*Problem description*
Set down the records once more, please, exactly and with the pictures left out.

*Task data*
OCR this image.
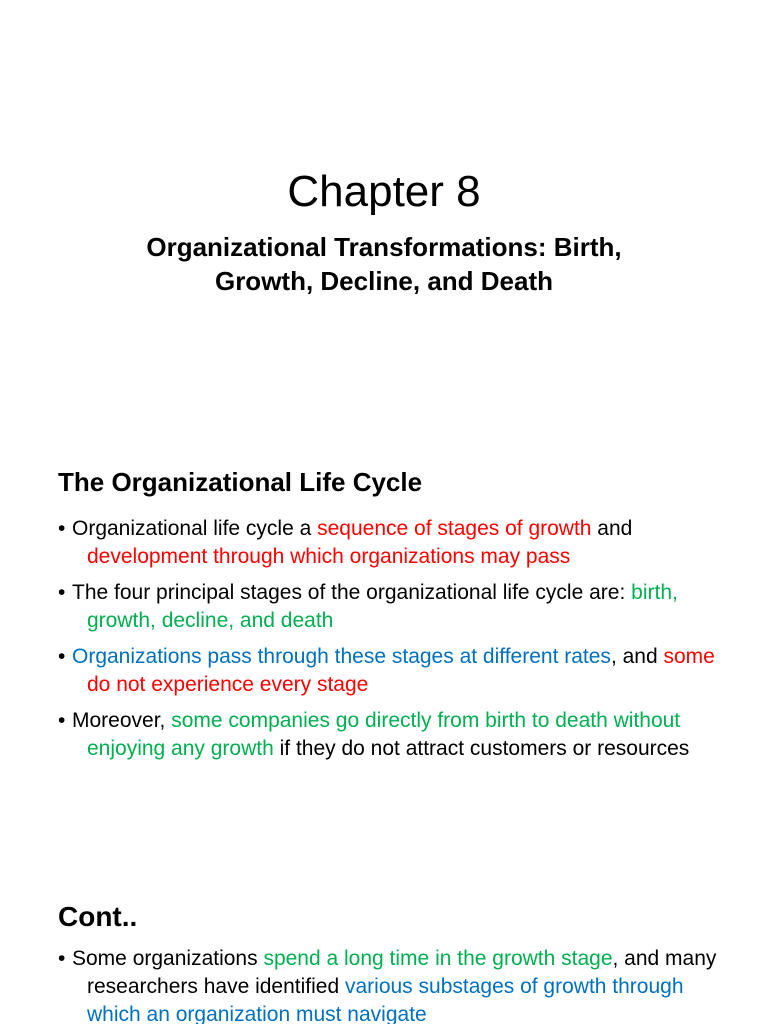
Chapter 8
Organizational Transformations: Birth,
Growth, Decline, and Death
The Organizational Life Cycle
• Organizational life cycle a sequence of stages of growth and development through which organizations may pass
• The four principal stages of the organizational life cycle are: birth, growth, decline, and death
• Organizations pass through these stages at different rates, and some do not experience every stage
• Moreover, some companies go directly from birth to death without enjoying any growth if they do not attract customers or resources
Cont..
• Some organizations spend a long time in the growth stage, and many researchers have identified various substages of growth through which an organization must navigate
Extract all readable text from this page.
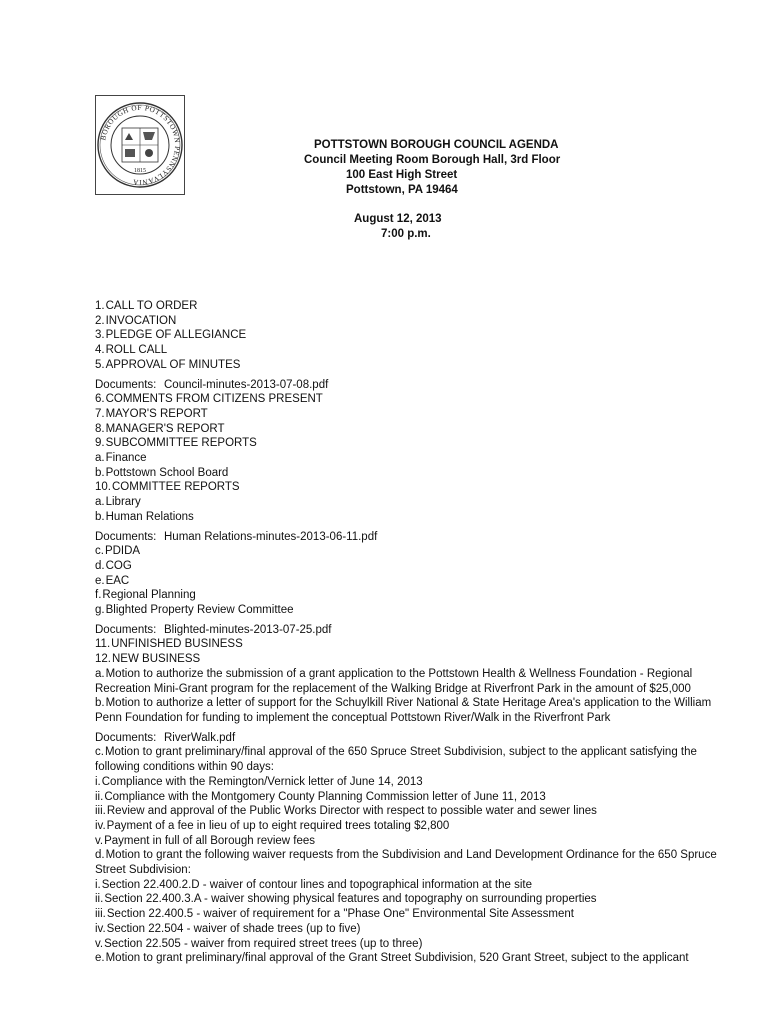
BOROUGH OF POTTSTOWN PENNSYLVANIA
1815
POTTSTOWN BOROUGH COUNCIL AGENDA
Council Meeting Room Borough Hall, 3rd Floor
100 East High Street
Pottstown, PA 19464
August 12, 2013
7:00 p.m.
1.CALL TO ORDER
2.INVOCATION
3.PLEDGE OF ALLEGIANCE
4.ROLL CALL
5.APPROVAL OF MINUTES
Documents: Council-minutes-2013-07-08.pdf
6.COMMENTS FROM CITIZENS PRESENT
7.MAYOR'S REPORT
8.MANAGER'S REPORT
9.SUBCOMMITTEE REPORTS
a.Finance
b.Pottstown School Board
10.COMMITTEE REPORTS
a.Library
b.Human Relations
Documents: Human Relations-minutes-2013-06-11.pdf
c.PDIDA
d.COG
e.EAC
f.Regional Planning
g.Blighted Property Review Committee
Documents: Blighted-minutes-2013-07-25.pdf
11.UNFINISHED BUSINESS
12.NEW BUSINESS
a.Motion to authorize the submission of a grant application to the Pottstown Health & Wellness Foundation - Regional Recreation Mini-Grant program for the replacement of the Walking Bridge at Riverfront Park in the amount of $25,000
b.Motion to authorize a letter of support for the Schuylkill River National & State Heritage Area's application to the William Penn Foundation for funding to implement the conceptual Pottstown River/Walk in the Riverfront Park
Documents: RiverWalk.pdf
c.Motion to grant preliminary/final approval of the 650 Spruce Street Subdivision, subject to the applicant satisfying the following conditions within 90 days:
i.Compliance with the Remington/Vernick letter of June 14, 2013
ii.Compliance with the Montgomery County Planning Commission letter of June 11, 2013
iii.Review and approval of the Public Works Director with respect to possible water and sewer lines
iv.Payment of a fee in lieu of up to eight required trees totaling $2,800
v.Payment in full of all Borough review fees
d.Motion to grant the following waiver requests from the Subdivision and Land Development Ordinance for the 650 Spruce Street Subdivision:
i.Section 22.400.2.D - waiver of contour lines and topographical information at the site
ii.Section 22.400.3.A - waiver showing physical features and topography on surrounding properties
iii.Section 22.400.5 - waiver of requirement for a "Phase One" Environmental Site Assessment
iv.Section 22.504 - waiver of shade trees (up to five)
v.Section 22.505 - waiver from required street trees (up to three)
e.Motion to grant preliminary/final approval of the Grant Street Subdivision, 520 Grant Street, subject to the applicant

*Task solution*
OCR this image.
Chapter 8
Organizational Transformations: Birth,
Growth, Decline, and Death
The Organizational Life Cycle
• Organizational life cycle a sequence of stages of growth and development through which organizations may pass
• The four principal stages of the organizational life cycle are: birth, growth, decline, and death
• Organizations pass through these stages at different rates, and some do not experience every stage
• Moreover, some companies go directly from birth to death without enjoying any growth if they do not attract customers or resources
Cont..
• Some organizations spend a long time in the growth stage, and many researchers have identified various substages of growth through which an organization must navigate
Extract all readable text from this page.
BOROUGH OF POTTSTOWN PENNSYLVANIA
1815
POTTSTOWN BOROUGH COUNCIL AGENDA
Council Meeting Room Borough Hall, 3rd Floor
100 East High Street
Pottstown, PA 19464
August 12, 2013
7:00 p.m.
1.CALL TO ORDER
2.INVOCATION
3.PLEDGE OF ALLEGIANCE
4.ROLL CALL
5.APPROVAL OF MINUTES
Documents: Council-minutes-2013-07-08.pdf
6.COMMENTS FROM CITIZENS PRESENT
7.MAYOR'S REPORT
8.MANAGER'S REPORT
9.SUBCOMMITTEE REPORTS
a.Finance
b.Pottstown School Board
10.COMMITTEE REPORTS
a.Library
b.Human Relations
Documents: Human Relations-minutes-2013-06-11.pdf
c.PDIDA
d.COG
e.EAC
f.Regional Planning
g.Blighted Property Review Committee
Documents: Blighted-minutes-2013-07-25.pdf
11.UNFINISHED BUSINESS
12.NEW BUSINESS
a.Motion to authorize the submission of a grant application to the Pottstown Health & Wellness Foundation - Regional Recreation Mini-Grant program for the replacement of the Walking Bridge at Riverfront Park in the amount of $25,000
b.Motion to authorize a letter of support for the Schuylkill River National & State Heritage Area's application to the William Penn Foundation for funding to implement the conceptual Pottstown River/Walk in the Riverfront Park
Documents: RiverWalk.pdf
c.Motion to grant preliminary/final approval of the 650 Spruce Street Subdivision, subject to the applicant satisfying the following conditions within 90 days:
i.Compliance with the Remington/Vernick letter of June 14, 2013
ii.Compliance with the Montgomery County Planning Commission letter of June 11, 2013
iii.Review and approval of the Public Works Director with respect to possible water and sewer lines
iv.Payment of a fee in lieu of up to eight required trees totaling $2,800
v.Payment in full of all Borough review fees
d.Motion to grant the following waiver requests from the Subdivision and Land Development Ordinance for the 650 Spruce Street Subdivision:
i.Section 22.400.2.D - waiver of contour lines and topographical information at the site
ii.Section 22.400.3.A - waiver showing physical features and topography on surrounding properties
iii.Section 22.400.5 - waiver of requirement for a "Phase One" Environmental Site Assessment
iv.Section 22.504 - waiver of shade trees (up to five)
v.Section 22.505 - waiver from required street trees (up to three)
e.Motion to grant preliminary/final approval of the Grant Street Subdivision, 520 Grant Street, subject to the applicant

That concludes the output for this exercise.